Required work
Return the full listing exactly as it is written.

Data supplied
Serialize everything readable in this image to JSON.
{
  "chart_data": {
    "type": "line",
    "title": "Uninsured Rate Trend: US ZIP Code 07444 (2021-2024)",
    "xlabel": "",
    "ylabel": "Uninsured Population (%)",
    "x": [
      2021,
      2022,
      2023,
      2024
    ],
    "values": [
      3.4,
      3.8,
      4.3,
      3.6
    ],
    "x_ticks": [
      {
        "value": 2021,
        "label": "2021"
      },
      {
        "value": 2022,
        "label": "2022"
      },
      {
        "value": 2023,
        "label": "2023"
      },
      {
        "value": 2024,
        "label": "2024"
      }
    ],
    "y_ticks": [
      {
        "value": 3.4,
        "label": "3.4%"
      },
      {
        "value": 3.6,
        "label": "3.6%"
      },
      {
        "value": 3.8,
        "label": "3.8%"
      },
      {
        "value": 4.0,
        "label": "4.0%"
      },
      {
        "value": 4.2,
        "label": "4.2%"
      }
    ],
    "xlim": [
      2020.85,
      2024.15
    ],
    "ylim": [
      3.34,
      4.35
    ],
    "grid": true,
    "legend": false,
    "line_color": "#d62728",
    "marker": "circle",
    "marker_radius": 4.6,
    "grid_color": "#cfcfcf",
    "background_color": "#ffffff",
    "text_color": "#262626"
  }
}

Written solution
Serialize everything readable in this image to JSON.
{
  "chart_data": {
    "type": "line",
    "title": "Uninsured Rate Trend: US ZIP Code 07444 (2021-2024)",
    "xlabel": "",
    "ylabel": "Uninsured Population (%)",
    "x": [
      2021,
      2022,
      2023,
      2024
    ],
    "values": [
      3.4,
      3.8,
      4.3,
      3.6
    ],
    "x_ticks": [
      {
        "value": 2021,
        "label": "2021"
      },
      {
        "value": 2022,
        "label": "2022"
      },
      {
        "value": 2023,
        "label": "2023"
      },
      {
        "value": 2024,
        "label": "2024"
      }
    ],
    "y_ticks": [
      {
        "value": 3.4,
        "label": "3.4%"
      },
      {
        "value": 3.6,
        "label": "3.6%"
      },
      {
        "value": 3.8,
        "label": "3.8%"
      },
      {
        "value": 4.0,
        "label": "4.0%"
      },
      {
        "value": 4.2,
        "label": "4.2%"
      }
    ],
    "xlim": [
      2020.85,
      2024.15
    ],
    "ylim": [
      3.34,
      4.35
    ],
    "grid": true,
    "legend": false,
    "line_color": "#d62728",
    "marker": "circle",
    "marker_radius": 4.6,
    "grid_color": "#cfcfcf",
    "background_color": "#ffffff",
    "text_color": "#262626"
  }
}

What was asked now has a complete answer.